=== Section Start ===

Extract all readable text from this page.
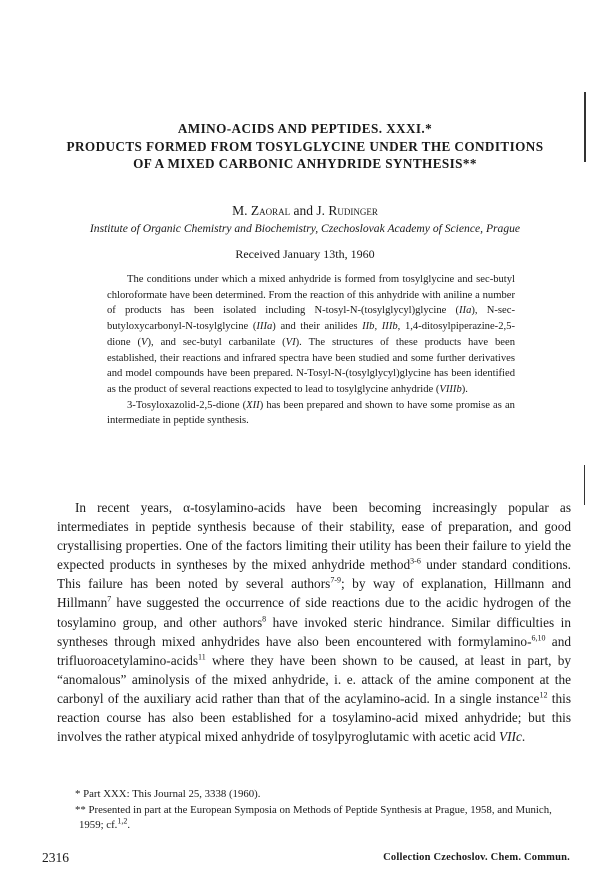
AMINO-ACIDS AND PEPTIDES. XXXI.*

PRODUCTS FORMED FROM TOSYLGLYCINE UNDER THE CONDITIONS

OF A MIXED CARBONIC ANHYDRIDE SYNTHESIS**

M. Zaoral and J. Rudinger
Institute of Organic Chemistry and Biochemistry, Czechoslovak Academy of Science, Prague
Received January 13th, 1960

The conditions under which a mixed anhydride is formed from tosylglycine and sec-butyl chloroformate have been determined. From the reaction of this anhydride with aniline a number of products has been isolated including N-tosyl-N-(tosylglycyl)glycine (IIa), N-sec-butyloxycarbonyl-N-tosylglycine (IIIa) and their anilides IIb, IIIb, 1,4-ditosylpiperazine-2,5-dione (V), and sec-butyl carbanilate (VI). The structures of these products have been established, their reactions and infrared spectra have been studied and some further derivatives and model compounds have been prepared. N-Tosyl-N-(tosylglycyl)glycine has been identified as the product of several reactions expected to lead to tosylglycine anhydride (VIIIb).

3-Tosyloxazolid-2,5-dione (XII) has been prepared and shown to have some promise as an intermediate in peptide synthesis.

In recent years, α-tosylamino-acids have been becoming increasingly popular as intermediates in peptide synthesis because of their stability, ease of preparation, and good crystallising properties. One of the factors limiting their utility has been their failure to yield the expected products in syntheses by the mixed anhydride method$^{3-6}$ under standard conditions. This failure has been noted by several authors$^{7-9}$; by way of explanation, Hillmann and Hillmann$^7$ have suggested the occurrence of side reactions due to the acidic hydrogen of the tosylamino group, and other authors$^8$ have invoked steric hindrance. Similar difficulties in syntheses through mixed anhydrides have also been encountered with formylamino-$^{6,10}$ and trifluoroacetylamino-acids$^{11}$ where they have been shown to be caused, at least in part, by “anomalous” aminolysis of the mixed anhydride, i. e. attack of the amine component at the carbonyl of the auxiliary acid rather than that of the acylamino-acid. In a single instance$^{12}$ this reaction course has also been established for a tosylamino-acid mixed anhydride; but this involves the rather atypical mixed anhydride of tosylpyroglutamic with acetic acid VIIc.

* Part XXX: This Journal 25, 3338 (1960).

** Presented in part at the European Symposia on Methods of Peptide Synthesis at Prague, 1958, and Munich, 1959; cf.$^{1,2}$.

2316	Collection Czechoslov. Chem. Commun.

=== Section End ===

▸ Your goal
Only one number is needed: please count the lines of the entries above in which the string "Prague" occurs.

▸ Answer space
2